→ The task: Make an exact copy of the entries below.

→ Data items:
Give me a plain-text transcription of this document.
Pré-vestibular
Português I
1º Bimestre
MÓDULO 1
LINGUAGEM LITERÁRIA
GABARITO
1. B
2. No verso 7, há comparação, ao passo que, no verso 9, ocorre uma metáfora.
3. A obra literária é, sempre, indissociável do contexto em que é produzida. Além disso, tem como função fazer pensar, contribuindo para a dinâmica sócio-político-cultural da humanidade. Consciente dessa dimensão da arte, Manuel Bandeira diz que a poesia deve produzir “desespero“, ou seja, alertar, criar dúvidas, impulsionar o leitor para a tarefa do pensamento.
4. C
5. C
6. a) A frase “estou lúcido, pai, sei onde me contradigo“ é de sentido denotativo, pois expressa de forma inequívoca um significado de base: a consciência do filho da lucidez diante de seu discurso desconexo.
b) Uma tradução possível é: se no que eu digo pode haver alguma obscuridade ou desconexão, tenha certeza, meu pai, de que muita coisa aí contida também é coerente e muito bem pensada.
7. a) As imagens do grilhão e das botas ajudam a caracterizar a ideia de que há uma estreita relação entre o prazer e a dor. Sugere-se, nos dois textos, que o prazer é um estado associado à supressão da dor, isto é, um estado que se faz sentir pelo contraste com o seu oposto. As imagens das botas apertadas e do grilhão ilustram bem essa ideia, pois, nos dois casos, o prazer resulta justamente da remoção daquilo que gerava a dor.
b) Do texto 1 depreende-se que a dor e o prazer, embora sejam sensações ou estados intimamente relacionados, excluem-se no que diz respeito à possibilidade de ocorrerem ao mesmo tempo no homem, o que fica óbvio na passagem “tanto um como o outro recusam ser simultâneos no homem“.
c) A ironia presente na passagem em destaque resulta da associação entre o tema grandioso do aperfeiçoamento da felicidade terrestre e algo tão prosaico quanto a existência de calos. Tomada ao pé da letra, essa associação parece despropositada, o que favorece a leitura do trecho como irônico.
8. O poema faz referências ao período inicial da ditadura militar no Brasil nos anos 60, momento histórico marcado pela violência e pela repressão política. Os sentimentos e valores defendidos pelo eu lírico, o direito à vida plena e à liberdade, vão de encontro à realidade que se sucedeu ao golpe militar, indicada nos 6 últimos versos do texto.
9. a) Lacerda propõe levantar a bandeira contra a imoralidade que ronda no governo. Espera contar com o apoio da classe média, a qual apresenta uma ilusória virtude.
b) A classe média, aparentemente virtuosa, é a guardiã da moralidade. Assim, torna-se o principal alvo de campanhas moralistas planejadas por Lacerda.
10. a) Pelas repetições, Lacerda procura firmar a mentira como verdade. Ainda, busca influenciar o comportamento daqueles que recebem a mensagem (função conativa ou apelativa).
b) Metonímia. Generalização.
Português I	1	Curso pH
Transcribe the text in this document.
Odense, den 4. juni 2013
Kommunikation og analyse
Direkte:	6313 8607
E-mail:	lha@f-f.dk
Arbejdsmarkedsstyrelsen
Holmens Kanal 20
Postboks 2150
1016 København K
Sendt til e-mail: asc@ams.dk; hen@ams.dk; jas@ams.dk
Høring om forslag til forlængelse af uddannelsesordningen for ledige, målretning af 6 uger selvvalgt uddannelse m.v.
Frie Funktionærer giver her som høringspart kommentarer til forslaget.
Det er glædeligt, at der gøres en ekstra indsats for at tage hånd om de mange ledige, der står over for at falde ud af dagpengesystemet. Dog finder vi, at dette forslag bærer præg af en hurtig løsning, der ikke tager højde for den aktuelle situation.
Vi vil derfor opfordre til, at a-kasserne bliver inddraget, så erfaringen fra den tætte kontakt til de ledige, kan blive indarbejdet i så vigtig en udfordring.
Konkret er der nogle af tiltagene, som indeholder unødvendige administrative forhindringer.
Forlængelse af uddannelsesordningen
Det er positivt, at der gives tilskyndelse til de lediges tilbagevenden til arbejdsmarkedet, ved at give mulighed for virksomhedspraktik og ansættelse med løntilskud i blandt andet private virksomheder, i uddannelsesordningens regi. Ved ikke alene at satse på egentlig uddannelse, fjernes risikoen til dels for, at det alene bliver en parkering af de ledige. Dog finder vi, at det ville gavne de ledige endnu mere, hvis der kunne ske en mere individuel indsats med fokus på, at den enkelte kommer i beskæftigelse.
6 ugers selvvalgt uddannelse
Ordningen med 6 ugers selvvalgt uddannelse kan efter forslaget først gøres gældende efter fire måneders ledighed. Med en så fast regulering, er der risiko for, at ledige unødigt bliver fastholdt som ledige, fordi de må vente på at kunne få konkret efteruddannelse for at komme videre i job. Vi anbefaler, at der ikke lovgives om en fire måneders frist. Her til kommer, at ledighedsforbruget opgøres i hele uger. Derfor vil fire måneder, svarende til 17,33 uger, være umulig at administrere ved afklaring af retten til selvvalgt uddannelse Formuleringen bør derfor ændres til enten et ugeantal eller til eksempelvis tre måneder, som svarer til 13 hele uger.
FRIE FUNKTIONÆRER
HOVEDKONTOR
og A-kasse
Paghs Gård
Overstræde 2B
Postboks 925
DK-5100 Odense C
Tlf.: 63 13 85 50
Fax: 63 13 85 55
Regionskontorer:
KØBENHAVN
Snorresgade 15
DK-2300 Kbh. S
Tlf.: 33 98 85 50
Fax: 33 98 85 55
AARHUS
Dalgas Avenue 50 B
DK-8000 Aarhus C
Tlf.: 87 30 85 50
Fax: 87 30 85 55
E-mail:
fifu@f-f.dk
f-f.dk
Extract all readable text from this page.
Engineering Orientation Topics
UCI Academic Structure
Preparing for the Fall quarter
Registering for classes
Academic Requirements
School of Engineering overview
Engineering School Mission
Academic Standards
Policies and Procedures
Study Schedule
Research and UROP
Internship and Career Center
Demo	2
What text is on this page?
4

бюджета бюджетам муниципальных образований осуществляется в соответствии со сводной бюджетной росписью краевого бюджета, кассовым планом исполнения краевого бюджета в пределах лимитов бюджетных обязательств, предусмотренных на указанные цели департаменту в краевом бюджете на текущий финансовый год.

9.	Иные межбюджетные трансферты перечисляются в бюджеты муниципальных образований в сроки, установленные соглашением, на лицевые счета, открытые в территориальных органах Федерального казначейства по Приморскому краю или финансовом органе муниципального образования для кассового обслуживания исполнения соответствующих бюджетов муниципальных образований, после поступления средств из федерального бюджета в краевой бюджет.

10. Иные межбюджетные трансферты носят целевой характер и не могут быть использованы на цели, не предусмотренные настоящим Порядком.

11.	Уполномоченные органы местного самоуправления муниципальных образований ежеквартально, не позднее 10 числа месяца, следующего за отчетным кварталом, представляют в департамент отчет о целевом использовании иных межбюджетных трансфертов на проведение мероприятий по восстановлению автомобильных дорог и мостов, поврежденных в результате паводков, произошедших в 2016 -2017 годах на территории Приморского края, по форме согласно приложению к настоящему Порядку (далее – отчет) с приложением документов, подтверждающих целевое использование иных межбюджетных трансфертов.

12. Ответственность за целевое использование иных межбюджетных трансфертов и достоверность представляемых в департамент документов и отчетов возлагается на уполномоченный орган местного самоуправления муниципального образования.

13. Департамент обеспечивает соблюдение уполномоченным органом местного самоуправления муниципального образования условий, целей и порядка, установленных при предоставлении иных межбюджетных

→ Result for this exercise:
Give me a plain-text transcription of this document.
Pré-vestibular
Português I
1º Bimestre
MÓDULO 1
LINGUAGEM LITERÁRIA
GABARITO
1. B
2. No verso 7, há comparação, ao passo que, no verso 9, ocorre uma metáfora.
3. A obra literária é, sempre, indissociável do contexto em que é produzida. Além disso, tem como função fazer pensar, contribuindo para a dinâmica sócio-político-cultural da humanidade. Consciente dessa dimensão da arte, Manuel Bandeira diz que a poesia deve produzir “desespero“, ou seja, alertar, criar dúvidas, impulsionar o leitor para a tarefa do pensamento.
4. C
5. C
6. a) A frase “estou lúcido, pai, sei onde me contradigo“ é de sentido denotativo, pois expressa de forma inequívoca um significado de base: a consciência do filho da lucidez diante de seu discurso desconexo.
b) Uma tradução possível é: se no que eu digo pode haver alguma obscuridade ou desconexão, tenha certeza, meu pai, de que muita coisa aí contida também é coerente e muito bem pensada.
7. a) As imagens do grilhão e das botas ajudam a caracterizar a ideia de que há uma estreita relação entre o prazer e a dor. Sugere-se, nos dois textos, que o prazer é um estado associado à supressão da dor, isto é, um estado que se faz sentir pelo contraste com o seu oposto. As imagens das botas apertadas e do grilhão ilustram bem essa ideia, pois, nos dois casos, o prazer resulta justamente da remoção daquilo que gerava a dor.
b) Do texto 1 depreende-se que a dor e o prazer, embora sejam sensações ou estados intimamente relacionados, excluem-se no que diz respeito à possibilidade de ocorrerem ao mesmo tempo no homem, o que fica óbvio na passagem “tanto um como o outro recusam ser simultâneos no homem“.
c) A ironia presente na passagem em destaque resulta da associação entre o tema grandioso do aperfeiçoamento da felicidade terrestre e algo tão prosaico quanto a existência de calos. Tomada ao pé da letra, essa associação parece despropositada, o que favorece a leitura do trecho como irônico.
8. O poema faz referências ao período inicial da ditadura militar no Brasil nos anos 60, momento histórico marcado pela violência e pela repressão política. Os sentimentos e valores defendidos pelo eu lírico, o direito à vida plena e à liberdade, vão de encontro à realidade que se sucedeu ao golpe militar, indicada nos 6 últimos versos do texto.
9. a) Lacerda propõe levantar a bandeira contra a imoralidade que ronda no governo. Espera contar com o apoio da classe média, a qual apresenta uma ilusória virtude.
b) A classe média, aparentemente virtuosa, é a guardiã da moralidade. Assim, torna-se o principal alvo de campanhas moralistas planejadas por Lacerda.
10. a) Pelas repetições, Lacerda procura firmar a mentira como verdade. Ainda, busca influenciar o comportamento daqueles que recebem a mensagem (função conativa ou apelativa).
b) Metonímia. Generalização.
Português I	1	Curso pH
Transcribe the text in this document.
Odense, den 4. juni 2013
Kommunikation og analyse
Direkte:	6313 8607
E-mail:	lha@f-f.dk
Arbejdsmarkedsstyrelsen
Holmens Kanal 20
Postboks 2150
1016 København K
Sendt til e-mail: asc@ams.dk; hen@ams.dk; jas@ams.dk
Høring om forslag til forlængelse af uddannelsesordningen for ledige, målretning af 6 uger selvvalgt uddannelse m.v.
Frie Funktionærer giver her som høringspart kommentarer til forslaget.
Det er glædeligt, at der gøres en ekstra indsats for at tage hånd om de mange ledige, der står over for at falde ud af dagpengesystemet. Dog finder vi, at dette forslag bærer præg af en hurtig løsning, der ikke tager højde for den aktuelle situation.
Vi vil derfor opfordre til, at a-kasserne bliver inddraget, så erfaringen fra den tætte kontakt til de ledige, kan blive indarbejdet i så vigtig en udfordring.
Konkret er der nogle af tiltagene, som indeholder unødvendige administrative forhindringer.
Forlængelse af uddannelsesordningen
Det er positivt, at der gives tilskyndelse til de lediges tilbagevenden til arbejdsmarkedet, ved at give mulighed for virksomhedspraktik og ansættelse med løntilskud i blandt andet private virksomheder, i uddannelsesordningens regi. Ved ikke alene at satse på egentlig uddannelse, fjernes risikoen til dels for, at det alene bliver en parkering af de ledige. Dog finder vi, at det ville gavne de ledige endnu mere, hvis der kunne ske en mere individuel indsats med fokus på, at den enkelte kommer i beskæftigelse.
6 ugers selvvalgt uddannelse
Ordningen med 6 ugers selvvalgt uddannelse kan efter forslaget først gøres gældende efter fire måneders ledighed. Med en så fast regulering, er der risiko for, at ledige unødigt bliver fastholdt som ledige, fordi de må vente på at kunne få konkret efteruddannelse for at komme videre i job. Vi anbefaler, at der ikke lovgives om en fire måneders frist. Her til kommer, at ledighedsforbruget opgøres i hele uger. Derfor vil fire måneder, svarende til 17,33 uger, være umulig at administrere ved afklaring af retten til selvvalgt uddannelse Formuleringen bør derfor ændres til enten et ugeantal eller til eksempelvis tre måneder, som svarer til 13 hele uger.
FRIE FUNKTIONÆRER
HOVEDKONTOR
og A-kasse
Paghs Gård
Overstræde 2B
Postboks 925
DK-5100 Odense C
Tlf.: 63 13 85 50
Fax: 63 13 85 55
Regionskontorer:
KØBENHAVN
Snorresgade 15
DK-2300 Kbh. S
Tlf.: 33 98 85 50
Fax: 33 98 85 55
AARHUS
Dalgas Avenue 50 B
DK-8000 Aarhus C
Tlf.: 87 30 85 50
Fax: 87 30 85 55
E-mail:
fifu@f-f.dk
f-f.dk
Extract all readable text from this page.
Engineering Orientation Topics
UCI Academic Structure
Preparing for the Fall quarter
Registering for classes
Academic Requirements
School of Engineering overview
Engineering School Mission
Academic Standards
Policies and Procedures
Study Schedule
Research and UROP
Internship and Career Center
Demo	2
What text is on this page?
4

бюджета бюджетам муниципальных образований осуществляется в соответствии со сводной бюджетной росписью краевого бюджета, кассовым планом исполнения краевого бюджета в пределах лимитов бюджетных обязательств, предусмотренных на указанные цели департаменту в краевом бюджете на текущий финансовый год.

9.	Иные межбюджетные трансферты перечисляются в бюджеты муниципальных образований в сроки, установленные соглашением, на лицевые счета, открытые в территориальных органах Федерального казначейства по Приморскому краю или финансовом органе муниципального образования для кассового обслуживания исполнения соответствующих бюджетов муниципальных образований, после поступления средств из федерального бюджета в краевой бюджет.

10. Иные межбюджетные трансферты носят целевой характер и не могут быть использованы на цели, не предусмотренные настоящим Порядком.

11.	Уполномоченные органы местного самоуправления муниципальных образований ежеквартально, не позднее 10 числа месяца, следующего за отчетным кварталом, представляют в департамент отчет о целевом использовании иных межбюджетных трансфертов на проведение мероприятий по восстановлению автомобильных дорог и мостов, поврежденных в результате паводков, произошедших в 2016 -2017 годах на территории Приморского края, по форме согласно приложению к настоящему Порядку (далее – отчет) с приложением документов, подтверждающих целевое использование иных межбюджетных трансфертов.

12. Ответственность за целевое использование иных межбюджетных трансфертов и достоверность представляемых в департамент документов и отчетов возлагается на уполномоченный орган местного самоуправления муниципального образования.

13. Департамент обеспечивает соблюдение уполномоченным органом местного самоуправления муниципального образования условий, целей и порядка, установленных при предоставлении иных межбюджетных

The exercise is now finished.